• **WHAT YOU HAVE TO DO**
Copy out all lines where "ylabel" appears.

• **TASK INPUT**

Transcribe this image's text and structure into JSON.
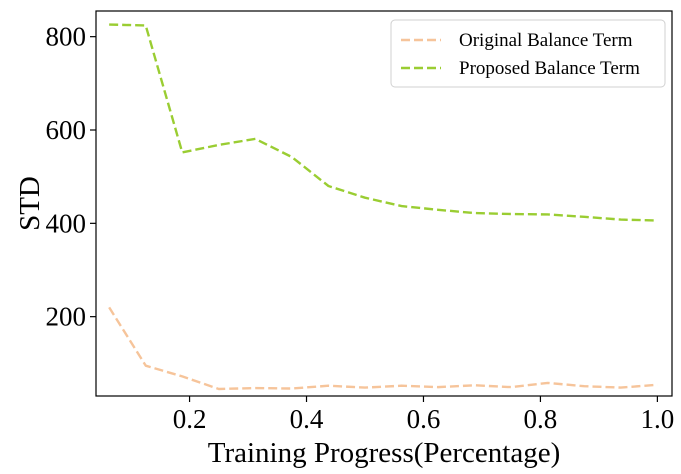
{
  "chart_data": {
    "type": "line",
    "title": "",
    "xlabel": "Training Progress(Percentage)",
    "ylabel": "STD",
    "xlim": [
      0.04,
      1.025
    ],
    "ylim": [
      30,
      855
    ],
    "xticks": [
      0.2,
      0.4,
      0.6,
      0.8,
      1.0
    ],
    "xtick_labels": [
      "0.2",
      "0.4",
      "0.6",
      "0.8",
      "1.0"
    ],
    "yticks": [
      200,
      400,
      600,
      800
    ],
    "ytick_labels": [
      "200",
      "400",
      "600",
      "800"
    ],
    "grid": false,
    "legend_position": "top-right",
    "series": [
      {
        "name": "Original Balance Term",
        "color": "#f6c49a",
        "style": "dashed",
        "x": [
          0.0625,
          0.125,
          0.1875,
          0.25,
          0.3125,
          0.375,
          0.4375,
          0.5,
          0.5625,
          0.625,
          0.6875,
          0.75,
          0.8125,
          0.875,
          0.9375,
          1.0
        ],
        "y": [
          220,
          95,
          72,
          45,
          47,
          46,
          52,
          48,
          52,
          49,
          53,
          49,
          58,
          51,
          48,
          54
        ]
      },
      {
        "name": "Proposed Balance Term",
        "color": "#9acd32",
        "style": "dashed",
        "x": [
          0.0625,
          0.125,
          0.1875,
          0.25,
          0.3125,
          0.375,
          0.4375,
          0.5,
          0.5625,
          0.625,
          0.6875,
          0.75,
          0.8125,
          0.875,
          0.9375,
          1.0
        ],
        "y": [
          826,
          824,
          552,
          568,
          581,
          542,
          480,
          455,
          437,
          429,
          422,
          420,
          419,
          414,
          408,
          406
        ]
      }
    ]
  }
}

==

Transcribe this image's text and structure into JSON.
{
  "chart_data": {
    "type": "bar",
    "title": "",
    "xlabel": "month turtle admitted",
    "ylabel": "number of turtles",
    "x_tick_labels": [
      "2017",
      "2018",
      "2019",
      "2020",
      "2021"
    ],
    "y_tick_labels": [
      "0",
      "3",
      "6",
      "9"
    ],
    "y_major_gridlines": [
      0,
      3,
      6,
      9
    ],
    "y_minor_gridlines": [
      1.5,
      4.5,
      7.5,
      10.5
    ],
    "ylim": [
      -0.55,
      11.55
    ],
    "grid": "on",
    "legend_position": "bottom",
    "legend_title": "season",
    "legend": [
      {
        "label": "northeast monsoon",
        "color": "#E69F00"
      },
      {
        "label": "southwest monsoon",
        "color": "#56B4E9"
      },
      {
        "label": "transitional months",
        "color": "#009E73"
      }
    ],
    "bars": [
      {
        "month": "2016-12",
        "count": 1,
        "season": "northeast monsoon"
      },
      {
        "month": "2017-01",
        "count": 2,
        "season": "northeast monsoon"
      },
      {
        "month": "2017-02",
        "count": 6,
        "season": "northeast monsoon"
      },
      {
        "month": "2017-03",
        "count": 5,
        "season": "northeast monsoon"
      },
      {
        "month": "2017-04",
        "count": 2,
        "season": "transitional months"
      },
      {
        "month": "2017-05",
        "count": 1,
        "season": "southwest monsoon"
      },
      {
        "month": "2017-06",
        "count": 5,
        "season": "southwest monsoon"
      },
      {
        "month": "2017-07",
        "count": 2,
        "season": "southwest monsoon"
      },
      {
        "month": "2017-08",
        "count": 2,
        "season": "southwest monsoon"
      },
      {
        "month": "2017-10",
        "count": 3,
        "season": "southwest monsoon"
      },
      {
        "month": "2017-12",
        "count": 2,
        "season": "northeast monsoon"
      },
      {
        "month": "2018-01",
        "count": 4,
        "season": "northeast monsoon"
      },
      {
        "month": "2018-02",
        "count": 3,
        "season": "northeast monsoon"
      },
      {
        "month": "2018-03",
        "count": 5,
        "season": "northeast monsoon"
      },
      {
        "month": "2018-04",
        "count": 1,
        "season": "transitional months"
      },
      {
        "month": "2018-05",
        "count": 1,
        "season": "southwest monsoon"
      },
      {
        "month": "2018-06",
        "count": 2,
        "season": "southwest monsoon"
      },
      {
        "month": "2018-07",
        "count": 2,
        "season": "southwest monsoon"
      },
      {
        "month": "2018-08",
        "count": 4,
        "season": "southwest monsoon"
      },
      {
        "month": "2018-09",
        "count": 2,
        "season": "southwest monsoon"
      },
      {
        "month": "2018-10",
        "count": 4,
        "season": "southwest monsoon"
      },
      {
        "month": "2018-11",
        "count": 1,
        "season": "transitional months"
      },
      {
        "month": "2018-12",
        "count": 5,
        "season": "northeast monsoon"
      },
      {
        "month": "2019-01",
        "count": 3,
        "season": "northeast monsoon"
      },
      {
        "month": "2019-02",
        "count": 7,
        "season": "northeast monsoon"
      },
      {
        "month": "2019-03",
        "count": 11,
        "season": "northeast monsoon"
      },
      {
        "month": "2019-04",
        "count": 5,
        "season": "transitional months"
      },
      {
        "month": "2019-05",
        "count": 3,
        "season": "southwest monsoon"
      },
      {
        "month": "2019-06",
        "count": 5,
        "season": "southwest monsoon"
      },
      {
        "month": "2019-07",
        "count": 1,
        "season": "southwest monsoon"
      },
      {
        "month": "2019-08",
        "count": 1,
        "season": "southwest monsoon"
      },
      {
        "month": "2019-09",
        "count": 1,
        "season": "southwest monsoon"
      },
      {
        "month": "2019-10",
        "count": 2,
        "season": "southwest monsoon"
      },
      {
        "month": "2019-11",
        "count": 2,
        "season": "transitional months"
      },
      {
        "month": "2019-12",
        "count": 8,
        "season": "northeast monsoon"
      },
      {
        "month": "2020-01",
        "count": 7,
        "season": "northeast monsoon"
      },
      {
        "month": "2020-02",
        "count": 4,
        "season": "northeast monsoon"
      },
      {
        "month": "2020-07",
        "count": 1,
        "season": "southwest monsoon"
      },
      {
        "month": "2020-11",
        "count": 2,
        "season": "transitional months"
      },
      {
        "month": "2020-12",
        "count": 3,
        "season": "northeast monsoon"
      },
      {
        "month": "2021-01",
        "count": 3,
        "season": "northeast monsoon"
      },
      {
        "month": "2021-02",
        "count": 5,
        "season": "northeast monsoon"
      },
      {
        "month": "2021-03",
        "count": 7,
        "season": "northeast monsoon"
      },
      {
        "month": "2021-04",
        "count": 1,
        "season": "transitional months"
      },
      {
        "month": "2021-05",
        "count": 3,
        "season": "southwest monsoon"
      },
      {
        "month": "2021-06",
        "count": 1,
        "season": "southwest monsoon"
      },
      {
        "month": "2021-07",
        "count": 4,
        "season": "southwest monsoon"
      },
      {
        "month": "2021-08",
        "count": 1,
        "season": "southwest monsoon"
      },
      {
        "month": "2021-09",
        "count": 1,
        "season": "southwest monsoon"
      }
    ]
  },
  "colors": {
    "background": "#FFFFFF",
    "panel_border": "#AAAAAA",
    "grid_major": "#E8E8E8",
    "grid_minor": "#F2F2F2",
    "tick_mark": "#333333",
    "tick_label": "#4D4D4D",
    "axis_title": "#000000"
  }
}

...

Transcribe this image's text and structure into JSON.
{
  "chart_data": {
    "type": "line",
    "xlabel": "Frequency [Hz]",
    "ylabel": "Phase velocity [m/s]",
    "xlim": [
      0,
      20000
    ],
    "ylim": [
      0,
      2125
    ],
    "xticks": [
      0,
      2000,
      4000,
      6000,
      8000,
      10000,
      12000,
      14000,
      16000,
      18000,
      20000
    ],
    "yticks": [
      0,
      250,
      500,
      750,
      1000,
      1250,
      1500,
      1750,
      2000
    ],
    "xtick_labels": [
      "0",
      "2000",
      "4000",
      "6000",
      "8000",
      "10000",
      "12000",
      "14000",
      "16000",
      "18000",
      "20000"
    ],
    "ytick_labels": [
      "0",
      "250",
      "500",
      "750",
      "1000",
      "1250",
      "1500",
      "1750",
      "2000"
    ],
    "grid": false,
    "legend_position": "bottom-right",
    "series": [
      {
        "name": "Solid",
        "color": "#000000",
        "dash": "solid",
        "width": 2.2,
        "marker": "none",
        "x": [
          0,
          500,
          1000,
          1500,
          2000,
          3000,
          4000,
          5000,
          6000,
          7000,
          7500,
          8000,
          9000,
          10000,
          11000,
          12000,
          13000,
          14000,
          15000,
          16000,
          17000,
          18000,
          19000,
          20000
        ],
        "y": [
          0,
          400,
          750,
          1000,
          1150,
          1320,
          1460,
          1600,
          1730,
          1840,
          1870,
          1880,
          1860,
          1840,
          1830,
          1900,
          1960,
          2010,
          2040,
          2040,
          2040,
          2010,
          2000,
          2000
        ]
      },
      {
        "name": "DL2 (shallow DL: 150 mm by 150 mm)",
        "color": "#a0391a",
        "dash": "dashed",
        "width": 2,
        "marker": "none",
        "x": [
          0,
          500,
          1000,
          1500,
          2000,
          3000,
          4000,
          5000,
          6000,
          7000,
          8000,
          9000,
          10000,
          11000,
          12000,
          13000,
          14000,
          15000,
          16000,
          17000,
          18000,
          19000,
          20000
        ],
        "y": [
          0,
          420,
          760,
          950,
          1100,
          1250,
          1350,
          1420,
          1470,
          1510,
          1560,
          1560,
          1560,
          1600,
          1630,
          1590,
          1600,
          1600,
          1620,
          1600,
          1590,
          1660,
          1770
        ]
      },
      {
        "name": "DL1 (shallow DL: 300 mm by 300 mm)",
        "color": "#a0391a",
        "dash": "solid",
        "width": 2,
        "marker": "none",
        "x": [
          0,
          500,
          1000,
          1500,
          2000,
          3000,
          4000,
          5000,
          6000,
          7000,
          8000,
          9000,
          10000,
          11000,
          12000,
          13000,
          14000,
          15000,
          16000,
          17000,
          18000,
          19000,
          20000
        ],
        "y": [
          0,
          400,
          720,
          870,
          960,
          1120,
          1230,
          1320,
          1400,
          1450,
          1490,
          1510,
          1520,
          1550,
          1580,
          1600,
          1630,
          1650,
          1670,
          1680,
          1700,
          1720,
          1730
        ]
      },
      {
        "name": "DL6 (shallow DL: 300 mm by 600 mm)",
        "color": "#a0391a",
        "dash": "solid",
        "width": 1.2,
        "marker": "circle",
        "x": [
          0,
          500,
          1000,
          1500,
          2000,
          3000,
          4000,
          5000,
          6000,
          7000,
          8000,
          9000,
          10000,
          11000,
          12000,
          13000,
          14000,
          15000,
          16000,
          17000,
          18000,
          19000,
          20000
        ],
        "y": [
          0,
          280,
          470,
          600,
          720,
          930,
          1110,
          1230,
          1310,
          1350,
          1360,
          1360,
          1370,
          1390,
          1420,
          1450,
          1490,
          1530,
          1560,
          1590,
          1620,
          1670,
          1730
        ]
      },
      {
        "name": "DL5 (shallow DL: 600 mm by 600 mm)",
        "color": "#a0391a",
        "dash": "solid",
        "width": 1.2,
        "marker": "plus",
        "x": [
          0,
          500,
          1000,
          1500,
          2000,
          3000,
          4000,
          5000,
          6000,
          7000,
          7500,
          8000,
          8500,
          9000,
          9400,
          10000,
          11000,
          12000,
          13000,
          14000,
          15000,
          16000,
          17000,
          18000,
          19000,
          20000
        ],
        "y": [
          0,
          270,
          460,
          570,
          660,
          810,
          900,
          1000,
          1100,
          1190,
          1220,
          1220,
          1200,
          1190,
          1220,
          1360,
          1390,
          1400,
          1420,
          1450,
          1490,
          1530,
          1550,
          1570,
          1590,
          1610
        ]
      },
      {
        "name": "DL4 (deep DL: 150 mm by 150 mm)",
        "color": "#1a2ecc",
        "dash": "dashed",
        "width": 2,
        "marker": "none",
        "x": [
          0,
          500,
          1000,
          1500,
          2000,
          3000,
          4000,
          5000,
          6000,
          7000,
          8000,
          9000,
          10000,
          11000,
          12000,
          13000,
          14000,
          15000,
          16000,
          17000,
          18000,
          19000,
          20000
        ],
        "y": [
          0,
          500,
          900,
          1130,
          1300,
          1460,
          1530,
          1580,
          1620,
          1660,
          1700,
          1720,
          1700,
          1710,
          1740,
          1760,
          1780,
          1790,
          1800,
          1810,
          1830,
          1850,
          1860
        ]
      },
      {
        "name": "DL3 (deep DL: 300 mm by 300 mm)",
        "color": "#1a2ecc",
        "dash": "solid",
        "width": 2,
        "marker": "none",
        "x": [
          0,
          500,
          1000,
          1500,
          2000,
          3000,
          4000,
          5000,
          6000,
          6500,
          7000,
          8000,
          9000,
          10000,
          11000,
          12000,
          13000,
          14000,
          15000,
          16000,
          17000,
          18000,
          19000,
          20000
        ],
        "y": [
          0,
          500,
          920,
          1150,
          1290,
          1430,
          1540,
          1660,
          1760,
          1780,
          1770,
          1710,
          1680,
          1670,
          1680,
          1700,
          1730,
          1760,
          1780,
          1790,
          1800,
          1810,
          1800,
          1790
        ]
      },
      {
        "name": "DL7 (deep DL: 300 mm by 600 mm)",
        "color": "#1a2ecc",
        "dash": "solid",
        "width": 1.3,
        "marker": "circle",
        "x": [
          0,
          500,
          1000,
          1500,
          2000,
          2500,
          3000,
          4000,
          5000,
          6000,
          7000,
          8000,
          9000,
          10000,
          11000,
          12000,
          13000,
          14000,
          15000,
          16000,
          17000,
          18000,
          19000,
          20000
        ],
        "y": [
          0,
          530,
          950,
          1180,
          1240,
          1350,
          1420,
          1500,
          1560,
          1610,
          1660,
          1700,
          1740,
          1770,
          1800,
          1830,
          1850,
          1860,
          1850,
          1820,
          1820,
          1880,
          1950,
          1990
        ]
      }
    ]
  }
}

• **FINISHED ANSWER**
    "ylabel": "STD",
    "ylabel": "number of turtles",
    "ylabel": "Phase velocity [m/s]",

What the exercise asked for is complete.